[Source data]
<<<<

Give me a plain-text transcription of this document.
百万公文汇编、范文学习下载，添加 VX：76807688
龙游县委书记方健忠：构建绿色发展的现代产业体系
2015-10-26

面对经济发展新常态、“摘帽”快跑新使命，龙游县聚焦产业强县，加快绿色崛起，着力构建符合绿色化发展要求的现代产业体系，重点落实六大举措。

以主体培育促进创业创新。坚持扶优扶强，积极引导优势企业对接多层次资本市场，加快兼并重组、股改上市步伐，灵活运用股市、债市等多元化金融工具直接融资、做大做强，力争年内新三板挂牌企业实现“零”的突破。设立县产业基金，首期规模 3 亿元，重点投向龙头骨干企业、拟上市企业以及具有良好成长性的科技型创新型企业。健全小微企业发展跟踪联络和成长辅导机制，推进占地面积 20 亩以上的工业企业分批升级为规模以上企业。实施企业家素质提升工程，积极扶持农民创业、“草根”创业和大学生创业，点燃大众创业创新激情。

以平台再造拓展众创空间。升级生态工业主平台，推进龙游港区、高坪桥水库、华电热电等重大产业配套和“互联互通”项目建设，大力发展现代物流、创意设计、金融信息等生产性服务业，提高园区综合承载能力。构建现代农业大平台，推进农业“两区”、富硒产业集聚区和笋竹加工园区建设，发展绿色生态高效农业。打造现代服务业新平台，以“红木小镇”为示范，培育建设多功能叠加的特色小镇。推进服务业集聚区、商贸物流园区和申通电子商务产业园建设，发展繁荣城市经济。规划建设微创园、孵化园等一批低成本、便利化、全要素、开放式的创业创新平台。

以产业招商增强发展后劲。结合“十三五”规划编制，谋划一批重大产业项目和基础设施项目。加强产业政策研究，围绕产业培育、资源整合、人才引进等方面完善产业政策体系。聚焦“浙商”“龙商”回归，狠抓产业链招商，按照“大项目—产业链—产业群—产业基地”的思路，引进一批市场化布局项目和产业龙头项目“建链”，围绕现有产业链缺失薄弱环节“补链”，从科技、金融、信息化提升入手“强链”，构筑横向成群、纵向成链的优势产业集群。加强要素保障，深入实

>>>>

Reproduce all of the material above word for word.

Give me a plain-text transcription of this document.
百万公文汇编、范文学习下载，添加 VX：76807688
龙游县委书记方健忠：构建绿色发展的现代产业体系
2015-10-26

面对经济发展新常态、“摘帽”快跑新使命，龙游县聚焦产业强县，加快绿色崛起，着力构建符合绿色化发展要求的现代产业体系，重点落实六大举措。

以主体培育促进创业创新。坚持扶优扶强，积极引导优势企业对接多层次资本市场，加快兼并重组、股改上市步伐，灵活运用股市、债市等多元化金融工具直接融资、做大做强，力争年内新三板挂牌企业实现“零”的突破。设立县产业基金，首期规模 3 亿元，重点投向龙头骨干企业、拟上市企业以及具有良好成长性的科技型创新型企业。健全小微企业发展跟踪联络和成长辅导机制，推进占地面积 20 亩以上的工业企业分批升级为规模以上企业。实施企业家素质提升工程，积极扶持农民创业、“草根”创业和大学生创业，点燃大众创业创新激情。

以平台再造拓展众创空间。升级生态工业主平台，推进龙游港区、高坪桥水库、华电热电等重大产业配套和“互联互通”项目建设，大力发展现代物流、创意设计、金融信息等生产性服务业，提高园区综合承载能力。构建现代农业大平台，推进农业“两区”、富硒产业集聚区和笋竹加工园区建设，发展绿色生态高效农业。打造现代服务业新平台，以“红木小镇”为示范，培育建设多功能叠加的特色小镇。推进服务业集聚区、商贸物流园区和申通电子商务产业园建设，发展繁荣城市经济。规划建设微创园、孵化园等一批低成本、便利化、全要素、开放式的创业创新平台。

以产业招商增强发展后劲。结合“十三五”规划编制，谋划一批重大产业项目和基础设施项目。加强产业政策研究，围绕产业培育、资源整合、人才引进等方面完善产业政策体系。聚焦“浙商”“龙商”回归，狠抓产业链招商，按照“大项目—产业链—产业群—产业基地”的思路，引进一批市场化布局项目和产业龙头项目“建链”，围绕现有产业链缺失薄弱环节“补链”，从科技、金融、信息化提升入手“强链”，构筑横向成群、纵向成链的优势产业集群。加强要素保障，深入实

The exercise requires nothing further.